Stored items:
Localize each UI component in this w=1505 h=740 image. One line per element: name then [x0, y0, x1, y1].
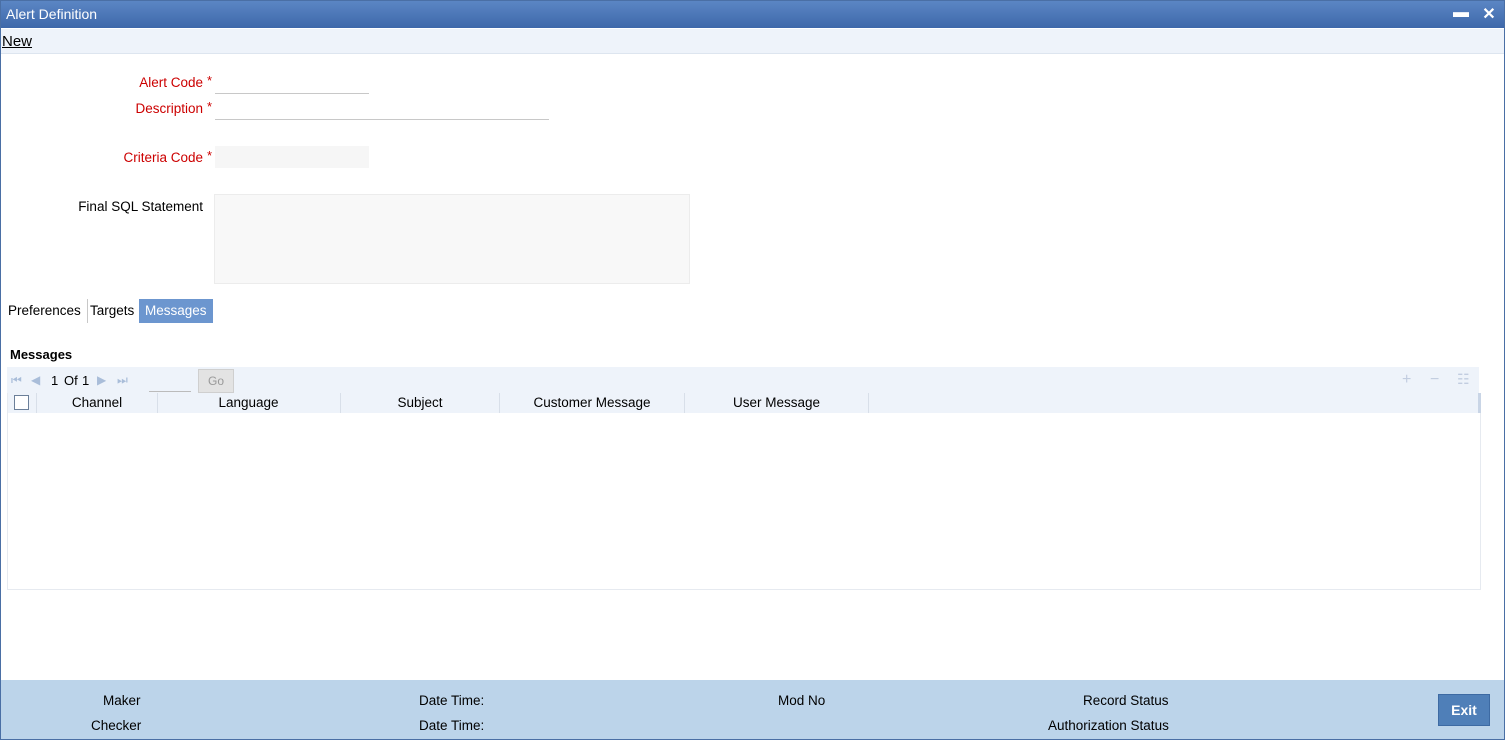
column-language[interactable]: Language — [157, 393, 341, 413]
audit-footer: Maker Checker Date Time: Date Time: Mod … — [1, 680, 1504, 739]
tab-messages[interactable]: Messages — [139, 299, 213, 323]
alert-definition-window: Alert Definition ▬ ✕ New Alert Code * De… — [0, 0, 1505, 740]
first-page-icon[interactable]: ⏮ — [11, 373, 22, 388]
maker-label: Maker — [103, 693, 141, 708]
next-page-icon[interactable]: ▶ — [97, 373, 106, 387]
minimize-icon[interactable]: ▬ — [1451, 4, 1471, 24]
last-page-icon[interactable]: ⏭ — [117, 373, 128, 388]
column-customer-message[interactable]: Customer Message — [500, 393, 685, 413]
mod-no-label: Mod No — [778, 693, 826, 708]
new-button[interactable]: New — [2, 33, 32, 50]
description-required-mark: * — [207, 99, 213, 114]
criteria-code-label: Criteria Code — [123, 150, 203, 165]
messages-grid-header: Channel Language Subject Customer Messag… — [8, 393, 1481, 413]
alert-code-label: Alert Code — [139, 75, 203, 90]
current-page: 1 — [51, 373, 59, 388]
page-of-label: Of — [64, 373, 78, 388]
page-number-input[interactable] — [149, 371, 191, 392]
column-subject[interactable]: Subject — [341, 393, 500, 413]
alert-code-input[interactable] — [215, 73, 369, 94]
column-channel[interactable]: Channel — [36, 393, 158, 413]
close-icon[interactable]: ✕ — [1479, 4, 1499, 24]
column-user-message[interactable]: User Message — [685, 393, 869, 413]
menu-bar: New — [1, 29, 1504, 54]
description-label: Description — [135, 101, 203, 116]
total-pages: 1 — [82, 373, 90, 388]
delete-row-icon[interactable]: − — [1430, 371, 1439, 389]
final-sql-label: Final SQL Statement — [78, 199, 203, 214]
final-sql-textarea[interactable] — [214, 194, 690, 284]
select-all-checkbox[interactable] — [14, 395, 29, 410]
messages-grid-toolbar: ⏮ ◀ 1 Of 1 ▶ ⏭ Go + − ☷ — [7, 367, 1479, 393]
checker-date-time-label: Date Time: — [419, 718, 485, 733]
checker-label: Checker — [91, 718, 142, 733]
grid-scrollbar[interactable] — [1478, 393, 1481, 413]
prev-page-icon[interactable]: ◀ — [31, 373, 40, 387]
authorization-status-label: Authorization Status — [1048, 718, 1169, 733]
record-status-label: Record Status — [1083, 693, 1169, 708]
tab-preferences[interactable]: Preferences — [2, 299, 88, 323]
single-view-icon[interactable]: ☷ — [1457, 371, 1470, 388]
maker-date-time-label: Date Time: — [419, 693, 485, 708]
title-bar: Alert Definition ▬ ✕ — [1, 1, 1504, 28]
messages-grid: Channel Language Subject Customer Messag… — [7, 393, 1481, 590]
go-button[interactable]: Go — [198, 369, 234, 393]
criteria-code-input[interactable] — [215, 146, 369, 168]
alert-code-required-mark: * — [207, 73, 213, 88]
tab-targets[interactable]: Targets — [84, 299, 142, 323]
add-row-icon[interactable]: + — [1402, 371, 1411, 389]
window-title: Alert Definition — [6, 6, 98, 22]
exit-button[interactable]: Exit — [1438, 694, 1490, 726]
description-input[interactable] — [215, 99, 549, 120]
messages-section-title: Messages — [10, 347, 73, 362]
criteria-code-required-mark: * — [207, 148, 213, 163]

THE PROBLEM. Format every line of the records above as a numbered list, omitting any blank lines. Leave the pictures out of the answer.

REPLY.
1. Localize each UI component in this w=1505 h=740 image. One line per element: name then [x0, y0, x1, y1].
2. column-language[interactable]: Language — [157, 393, 341, 413]
3. audit-footer: Maker Checker Date Time: Date Time: Mod … — [1, 680, 1504, 739]
4. tab-messages[interactable]: Messages — [139, 299, 213, 323]
5. alert-definition-window: Alert Definition ▬ ✕ New Alert Code * De… — [0, 0, 1505, 740]
6. first-page-icon[interactable]: ⏮ — [11, 373, 22, 388]
7. maker-label: Maker — [103, 693, 141, 708]
8. next-page-icon[interactable]: ▶ — [97, 373, 106, 387]
9. minimize-icon[interactable]: ▬ — [1451, 4, 1471, 24]
10. last-page-icon[interactable]: ⏭ — [117, 373, 128, 388]
11. column-customer-message[interactable]: Customer Message — [500, 393, 685, 413]
12. mod-no-label: Mod No — [778, 693, 826, 708]
13. new-button[interactable]: New — [2, 33, 32, 50]
14. description-required-mark: * — [207, 99, 213, 114]
15. criteria-code-label: Criteria Code — [123, 150, 203, 165]
16. messages-grid-header: Channel Language Subject Customer Messag… — [8, 393, 1481, 413]
17. alert-code-label: Alert Code — [139, 75, 203, 90]
18. current-page: 1 — [51, 373, 59, 388]
19. page-of-label: Of — [64, 373, 78, 388]
20. page-number-input[interactable] — [149, 371, 191, 392]
21. column-subject[interactable]: Subject — [341, 393, 500, 413]
22. alert-code-input[interactable] — [215, 73, 369, 94]
23. column-channel[interactable]: Channel — [36, 393, 158, 413]
24. close-icon[interactable]: ✕ — [1479, 4, 1499, 24]
25. column-user-message[interactable]: User Message — [685, 393, 869, 413]
26. menu-bar: New — [1, 29, 1504, 54]
27. description-label: Description — [135, 101, 203, 116]
28. total-pages: 1 — [82, 373, 90, 388]
29. delete-row-icon[interactable]: − — [1430, 371, 1439, 389]
30. final-sql-label: Final SQL Statement — [78, 199, 203, 214]
31. final-sql-textarea[interactable] — [214, 194, 690, 284]
32. select-all-checkbox[interactable] — [14, 395, 29, 410]
33. messages-grid-toolbar: ⏮ ◀ 1 Of 1 ▶ ⏭ Go + − ☷ — [7, 367, 1479, 393]
34. checker-date-time-label: Date Time: — [419, 718, 485, 733]
35. checker-label: Checker — [91, 718, 142, 733]
36. grid-scrollbar[interactable] — [1478, 393, 1481, 413]
37. prev-page-icon[interactable]: ◀ — [31, 373, 40, 387]
38. authorization-status-label: Authorization Status — [1048, 718, 1169, 733]
39. record-status-label: Record Status — [1083, 693, 1169, 708]
40. tab-preferences[interactable]: Preferences — [2, 299, 88, 323]
41. single-view-icon[interactable]: ☷ — [1457, 371, 1470, 388]
42. maker-date-time-label: Date Time: — [419, 693, 485, 708]
43. title-bar: Alert Definition ▬ ✕ — [1, 1, 1504, 28]
44. messages-grid: Channel Language Subject Customer Messag… — [7, 393, 1481, 590]
45. go-button[interactable]: Go — [198, 369, 234, 393]
46. criteria-code-input[interactable] — [215, 146, 369, 168]
47. alert-code-required-mark: * — [207, 73, 213, 88]
48. tab-targets[interactable]: Targets — [84, 299, 142, 323]
49. add-row-icon[interactable]: + — [1402, 371, 1411, 389]
50. window-title: Alert Definition — [6, 6, 98, 22]
51. exit-button[interactable]: Exit — [1438, 694, 1490, 726]
52. description-input[interactable] — [215, 99, 549, 120]
53. messages-section-title: Messages — [10, 347, 73, 362]
54. criteria-code-required-mark: * — [207, 148, 213, 163]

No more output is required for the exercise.